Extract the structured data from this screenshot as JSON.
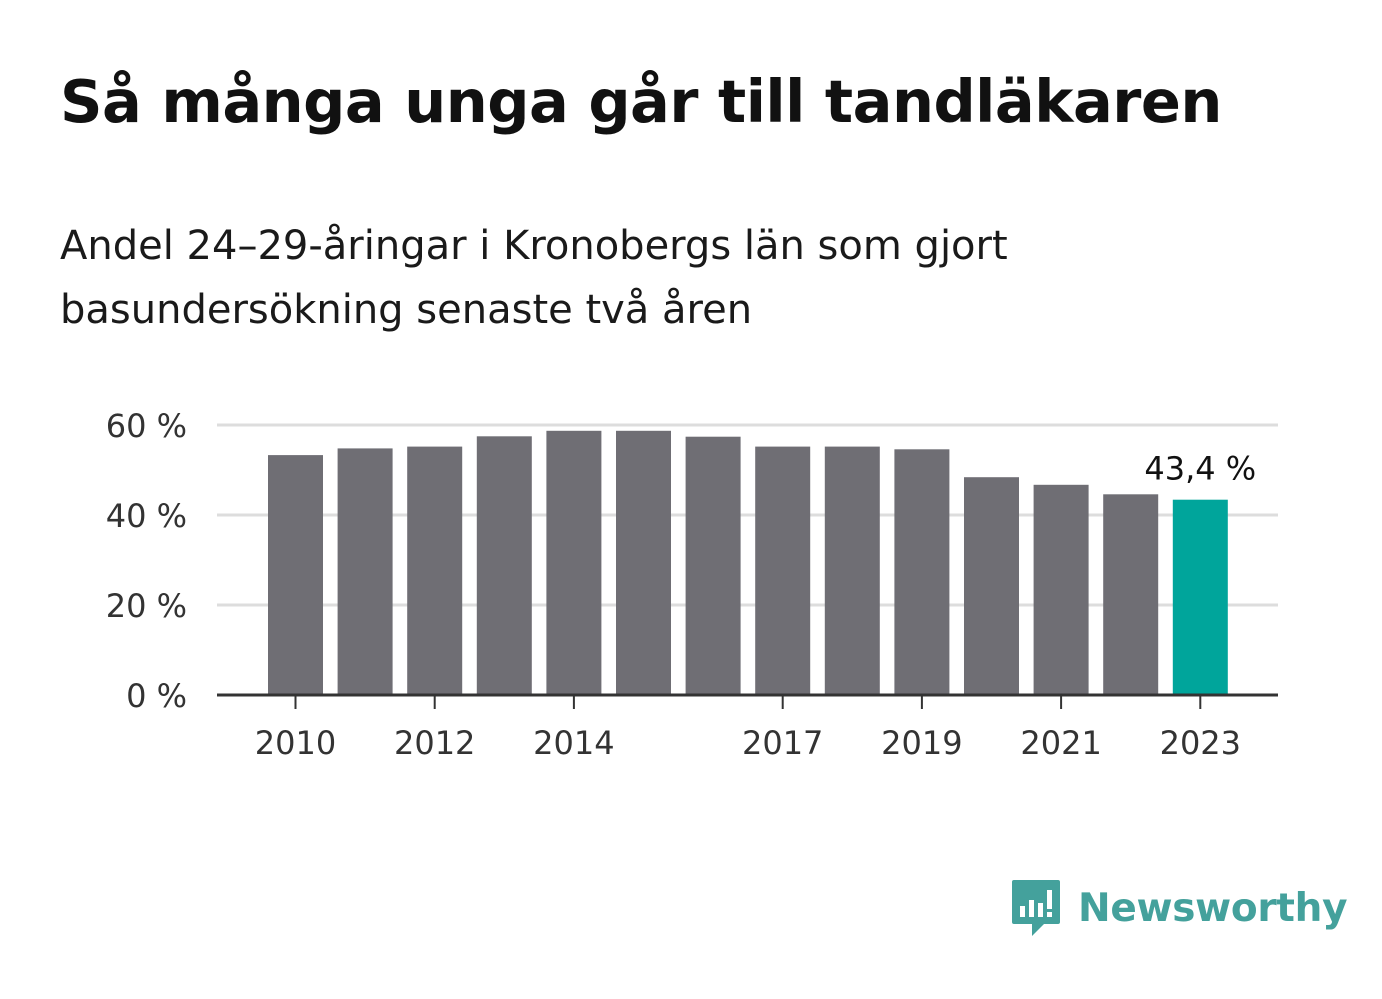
{
  "header": {
    "title": "Så många unga går till tandläkaren",
    "subtitle": "Andel 24–29-åringar i Kronobergs län som gjort basundersökning senaste två åren"
  },
  "chart_data": {
    "type": "bar",
    "categories": [
      "2010",
      "2011",
      "2012",
      "2013",
      "2014",
      "2015",
      "2016",
      "2017",
      "2018",
      "2019",
      "2020",
      "2021",
      "2022",
      "2023"
    ],
    "values": [
      53.3,
      54.8,
      55.2,
      57.5,
      58.7,
      58.7,
      57.4,
      55.2,
      55.2,
      54.6,
      48.4,
      46.7,
      44.6,
      43.4
    ],
    "x_tick_labels": [
      "2010",
      "2012",
      "2014",
      "2017",
      "2019",
      "2021",
      "2023"
    ],
    "y_ticks": [
      {
        "value": 0,
        "label": "0 %"
      },
      {
        "value": 20,
        "label": "20 %"
      },
      {
        "value": 40,
        "label": "40 %"
      },
      {
        "value": 60,
        "label": "60 %"
      }
    ],
    "ylim": [
      0,
      60
    ],
    "highlight_category": "2023",
    "data_labels": [
      {
        "category": "2023",
        "label": "43,4 %"
      }
    ],
    "colors": {
      "bar": "#6f6e74",
      "highlight": "#00a59b",
      "grid": "#dddddd",
      "axis": "#333333"
    },
    "xlabel": "",
    "ylabel": "",
    "grid": true,
    "legend": "none"
  },
  "brand": {
    "name": "Newsworthy",
    "icon": "newsworthy-logo-icon",
    "color": "#44a19c"
  }
}
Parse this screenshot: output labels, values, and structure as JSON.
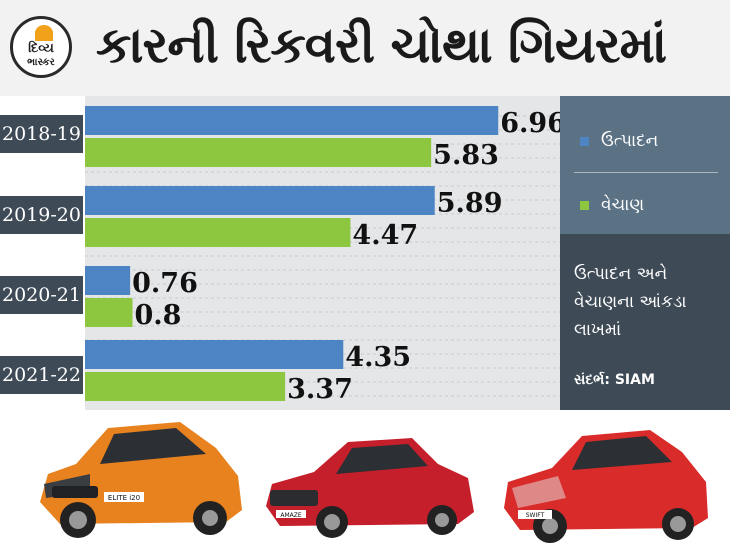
########
(Task directions):
Check each line above for the word "this" and copy the ones that have it.

(Response below):
Extract the structured data from this screenshot as JSON.
Parse this screenshot: output labels, values, and structure as JSON.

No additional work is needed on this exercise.